> Record excerpts
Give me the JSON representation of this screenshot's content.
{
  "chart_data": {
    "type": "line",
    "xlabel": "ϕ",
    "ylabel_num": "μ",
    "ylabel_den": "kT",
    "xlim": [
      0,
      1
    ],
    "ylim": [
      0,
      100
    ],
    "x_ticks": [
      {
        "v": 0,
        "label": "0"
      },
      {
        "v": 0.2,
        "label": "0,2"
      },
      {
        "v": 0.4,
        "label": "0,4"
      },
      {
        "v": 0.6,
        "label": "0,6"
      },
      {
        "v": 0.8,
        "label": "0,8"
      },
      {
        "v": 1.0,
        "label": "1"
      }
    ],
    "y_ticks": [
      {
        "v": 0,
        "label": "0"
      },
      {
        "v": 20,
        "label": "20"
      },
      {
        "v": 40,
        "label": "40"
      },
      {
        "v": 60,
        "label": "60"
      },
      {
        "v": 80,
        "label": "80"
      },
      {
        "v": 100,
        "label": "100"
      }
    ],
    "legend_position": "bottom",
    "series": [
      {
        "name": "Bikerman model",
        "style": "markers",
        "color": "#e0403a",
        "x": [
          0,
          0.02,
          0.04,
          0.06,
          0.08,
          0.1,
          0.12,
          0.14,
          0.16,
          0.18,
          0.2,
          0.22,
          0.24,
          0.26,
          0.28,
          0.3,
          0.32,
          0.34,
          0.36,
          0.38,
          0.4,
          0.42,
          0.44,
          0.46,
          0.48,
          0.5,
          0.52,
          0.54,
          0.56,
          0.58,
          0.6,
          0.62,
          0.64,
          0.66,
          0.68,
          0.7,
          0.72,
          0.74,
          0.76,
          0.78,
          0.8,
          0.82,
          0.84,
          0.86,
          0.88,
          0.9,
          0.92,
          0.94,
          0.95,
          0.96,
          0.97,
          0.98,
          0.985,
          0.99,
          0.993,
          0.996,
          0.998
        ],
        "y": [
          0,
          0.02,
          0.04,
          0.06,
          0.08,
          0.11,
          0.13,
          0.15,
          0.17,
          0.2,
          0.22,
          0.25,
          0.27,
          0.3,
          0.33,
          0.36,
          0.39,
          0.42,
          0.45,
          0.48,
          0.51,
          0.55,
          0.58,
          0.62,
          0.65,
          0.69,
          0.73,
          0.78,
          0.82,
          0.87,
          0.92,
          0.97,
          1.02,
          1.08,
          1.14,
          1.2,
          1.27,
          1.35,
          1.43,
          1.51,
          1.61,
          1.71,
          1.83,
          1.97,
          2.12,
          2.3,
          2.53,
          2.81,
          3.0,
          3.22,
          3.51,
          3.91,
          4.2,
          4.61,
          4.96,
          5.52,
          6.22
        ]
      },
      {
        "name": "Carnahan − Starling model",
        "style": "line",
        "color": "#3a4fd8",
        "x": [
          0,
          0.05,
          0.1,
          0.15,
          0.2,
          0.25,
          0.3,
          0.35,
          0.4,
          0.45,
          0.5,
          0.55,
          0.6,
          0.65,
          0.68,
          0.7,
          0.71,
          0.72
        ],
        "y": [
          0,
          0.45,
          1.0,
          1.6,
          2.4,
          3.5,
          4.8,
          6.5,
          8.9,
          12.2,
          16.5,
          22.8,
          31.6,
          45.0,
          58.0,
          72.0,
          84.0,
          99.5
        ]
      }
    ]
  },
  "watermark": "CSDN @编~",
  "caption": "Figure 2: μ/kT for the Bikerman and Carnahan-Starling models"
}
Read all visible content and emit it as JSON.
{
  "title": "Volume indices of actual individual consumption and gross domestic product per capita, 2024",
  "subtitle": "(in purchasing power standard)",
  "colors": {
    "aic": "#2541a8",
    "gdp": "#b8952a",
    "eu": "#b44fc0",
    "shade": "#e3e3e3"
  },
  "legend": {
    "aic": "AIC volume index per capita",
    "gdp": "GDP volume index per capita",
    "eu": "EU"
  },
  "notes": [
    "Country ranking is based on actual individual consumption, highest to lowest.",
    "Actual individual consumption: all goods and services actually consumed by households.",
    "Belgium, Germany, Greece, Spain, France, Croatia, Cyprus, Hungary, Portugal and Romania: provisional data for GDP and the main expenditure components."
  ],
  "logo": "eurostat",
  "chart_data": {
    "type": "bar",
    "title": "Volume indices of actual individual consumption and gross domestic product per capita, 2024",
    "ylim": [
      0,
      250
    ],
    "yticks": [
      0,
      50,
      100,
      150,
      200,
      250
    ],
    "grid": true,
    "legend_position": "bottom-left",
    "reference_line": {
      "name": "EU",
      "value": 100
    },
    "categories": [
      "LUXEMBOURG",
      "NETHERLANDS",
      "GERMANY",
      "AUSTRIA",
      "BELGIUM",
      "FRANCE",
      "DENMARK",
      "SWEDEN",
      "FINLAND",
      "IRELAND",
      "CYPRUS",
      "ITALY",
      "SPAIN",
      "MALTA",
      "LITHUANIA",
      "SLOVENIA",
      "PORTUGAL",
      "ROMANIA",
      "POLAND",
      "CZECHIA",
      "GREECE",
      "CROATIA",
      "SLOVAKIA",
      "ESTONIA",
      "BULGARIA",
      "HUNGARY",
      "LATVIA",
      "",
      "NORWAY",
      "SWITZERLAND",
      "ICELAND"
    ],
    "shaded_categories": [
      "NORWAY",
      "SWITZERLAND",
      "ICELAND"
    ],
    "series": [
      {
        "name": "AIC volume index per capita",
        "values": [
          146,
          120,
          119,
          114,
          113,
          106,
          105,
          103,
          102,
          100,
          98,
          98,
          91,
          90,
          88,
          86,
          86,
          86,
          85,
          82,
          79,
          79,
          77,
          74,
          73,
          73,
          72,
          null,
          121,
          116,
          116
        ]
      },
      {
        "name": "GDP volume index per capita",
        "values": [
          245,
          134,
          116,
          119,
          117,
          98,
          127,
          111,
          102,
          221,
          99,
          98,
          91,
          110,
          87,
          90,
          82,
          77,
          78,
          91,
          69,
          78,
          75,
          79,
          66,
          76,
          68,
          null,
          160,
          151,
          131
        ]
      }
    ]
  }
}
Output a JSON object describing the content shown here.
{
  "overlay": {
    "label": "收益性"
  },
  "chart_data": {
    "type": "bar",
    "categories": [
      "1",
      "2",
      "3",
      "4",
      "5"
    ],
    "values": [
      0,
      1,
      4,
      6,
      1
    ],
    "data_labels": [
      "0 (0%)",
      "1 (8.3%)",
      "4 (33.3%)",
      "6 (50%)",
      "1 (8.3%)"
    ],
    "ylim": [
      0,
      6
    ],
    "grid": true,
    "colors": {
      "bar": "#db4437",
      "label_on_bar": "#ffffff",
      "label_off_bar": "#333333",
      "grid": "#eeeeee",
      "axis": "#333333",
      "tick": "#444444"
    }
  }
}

> What you need to do
The data above must be returned in full, exactly as written.

> Reply to the task
Give me the JSON representation of this screenshot's content.
{
  "chart_data": {
    "type": "line",
    "xlabel": "ϕ",
    "ylabel_num": "μ",
    "ylabel_den": "kT",
    "xlim": [
      0,
      1
    ],
    "ylim": [
      0,
      100
    ],
    "x_ticks": [
      {
        "v": 0,
        "label": "0"
      },
      {
        "v": 0.2,
        "label": "0,2"
      },
      {
        "v": 0.4,
        "label": "0,4"
      },
      {
        "v": 0.6,
        "label": "0,6"
      },
      {
        "v": 0.8,
        "label": "0,8"
      },
      {
        "v": 1.0,
        "label": "1"
      }
    ],
    "y_ticks": [
      {
        "v": 0,
        "label": "0"
      },
      {
        "v": 20,
        "label": "20"
      },
      {
        "v": 40,
        "label": "40"
      },
      {
        "v": 60,
        "label": "60"
      },
      {
        "v": 80,
        "label": "80"
      },
      {
        "v": 100,
        "label": "100"
      }
    ],
    "legend_position": "bottom",
    "series": [
      {
        "name": "Bikerman model",
        "style": "markers",
        "color": "#e0403a",
        "x": [
          0,
          0.02,
          0.04,
          0.06,
          0.08,
          0.1,
          0.12,
          0.14,
          0.16,
          0.18,
          0.2,
          0.22,
          0.24,
          0.26,
          0.28,
          0.3,
          0.32,
          0.34,
          0.36,
          0.38,
          0.4,
          0.42,
          0.44,
          0.46,
          0.48,
          0.5,
          0.52,
          0.54,
          0.56,
          0.58,
          0.6,
          0.62,
          0.64,
          0.66,
          0.68,
          0.7,
          0.72,
          0.74,
          0.76,
          0.78,
          0.8,
          0.82,
          0.84,
          0.86,
          0.88,
          0.9,
          0.92,
          0.94,
          0.95,
          0.96,
          0.97,
          0.98,
          0.985,
          0.99,
          0.993,
          0.996,
          0.998
        ],
        "y": [
          0,
          0.02,
          0.04,
          0.06,
          0.08,
          0.11,
          0.13,
          0.15,
          0.17,
          0.2,
          0.22,
          0.25,
          0.27,
          0.3,
          0.33,
          0.36,
          0.39,
          0.42,
          0.45,
          0.48,
          0.51,
          0.55,
          0.58,
          0.62,
          0.65,
          0.69,
          0.73,
          0.78,
          0.82,
          0.87,
          0.92,
          0.97,
          1.02,
          1.08,
          1.14,
          1.2,
          1.27,
          1.35,
          1.43,
          1.51,
          1.61,
          1.71,
          1.83,
          1.97,
          2.12,
          2.3,
          2.53,
          2.81,
          3.0,
          3.22,
          3.51,
          3.91,
          4.2,
          4.61,
          4.96,
          5.52,
          6.22
        ]
      },
      {
        "name": "Carnahan − Starling model",
        "style": "line",
        "color": "#3a4fd8",
        "x": [
          0,
          0.05,
          0.1,
          0.15,
          0.2,
          0.25,
          0.3,
          0.35,
          0.4,
          0.45,
          0.5,
          0.55,
          0.6,
          0.65,
          0.68,
          0.7,
          0.71,
          0.72
        ],
        "y": [
          0,
          0.45,
          1.0,
          1.6,
          2.4,
          3.5,
          4.8,
          6.5,
          8.9,
          12.2,
          16.5,
          22.8,
          31.6,
          45.0,
          58.0,
          72.0,
          84.0,
          99.5
        ]
      }
    ]
  },
  "watermark": "CSDN @编~",
  "caption": "Figure 2: μ/kT for the Bikerman and Carnahan-Starling models"
}
Read all visible content and emit it as JSON.
{
  "title": "Volume indices of actual individual consumption and gross domestic product per capita, 2024",
  "subtitle": "(in purchasing power standard)",
  "colors": {
    "aic": "#2541a8",
    "gdp": "#b8952a",
    "eu": "#b44fc0",
    "shade": "#e3e3e3"
  },
  "legend": {
    "aic": "AIC volume index per capita",
    "gdp": "GDP volume index per capita",
    "eu": "EU"
  },
  "notes": [
    "Country ranking is based on actual individual consumption, highest to lowest.",
    "Actual individual consumption: all goods and services actually consumed by households.",
    "Belgium, Germany, Greece, Spain, France, Croatia, Cyprus, Hungary, Portugal and Romania: provisional data for GDP and the main expenditure components."
  ],
  "logo": "eurostat",
  "chart_data": {
    "type": "bar",
    "title": "Volume indices of actual individual consumption and gross domestic product per capita, 2024",
    "ylim": [
      0,
      250
    ],
    "yticks": [
      0,
      50,
      100,
      150,
      200,
      250
    ],
    "grid": true,
    "legend_position": "bottom-left",
    "reference_line": {
      "name": "EU",
      "value": 100
    },
    "categories": [
      "LUXEMBOURG",
      "NETHERLANDS",
      "GERMANY",
      "AUSTRIA",
      "BELGIUM",
      "FRANCE",
      "DENMARK",
      "SWEDEN",
      "FINLAND",
      "IRELAND",
      "CYPRUS",
      "ITALY",
      "SPAIN",
      "MALTA",
      "LITHUANIA",
      "SLOVENIA",
      "PORTUGAL",
      "ROMANIA",
      "POLAND",
      "CZECHIA",
      "GREECE",
      "CROATIA",
      "SLOVAKIA",
      "ESTONIA",
      "BULGARIA",
      "HUNGARY",
      "LATVIA",
      "",
      "NORWAY",
      "SWITZERLAND",
      "ICELAND"
    ],
    "shaded_categories": [
      "NORWAY",
      "SWITZERLAND",
      "ICELAND"
    ],
    "series": [
      {
        "name": "AIC volume index per capita",
        "values": [
          146,
          120,
          119,
          114,
          113,
          106,
          105,
          103,
          102,
          100,
          98,
          98,
          91,
          90,
          88,
          86,
          86,
          86,
          85,
          82,
          79,
          79,
          77,
          74,
          73,
          73,
          72,
          null,
          121,
          116,
          116
        ]
      },
      {
        "name": "GDP volume index per capita",
        "values": [
          245,
          134,
          116,
          119,
          117,
          98,
          127,
          111,
          102,
          221,
          99,
          98,
          91,
          110,
          87,
          90,
          82,
          77,
          78,
          91,
          69,
          78,
          75,
          79,
          66,
          76,
          68,
          null,
          160,
          151,
          131
        ]
      }
    ]
  }
}
Output a JSON object describing the content shown here.
{
  "overlay": {
    "label": "收益性"
  },
  "chart_data": {
    "type": "bar",
    "categories": [
      "1",
      "2",
      "3",
      "4",
      "5"
    ],
    "values": [
      0,
      1,
      4,
      6,
      1
    ],
    "data_labels": [
      "0 (0%)",
      "1 (8.3%)",
      "4 (33.3%)",
      "6 (50%)",
      "1 (8.3%)"
    ],
    "ylim": [
      0,
      6
    ],
    "grid": true,
    "colors": {
      "bar": "#db4437",
      "label_on_bar": "#ffffff",
      "label_off_bar": "#333333",
      "grid": "#eeeeee",
      "axis": "#333333",
      "tick": "#444444"
    }
  }
}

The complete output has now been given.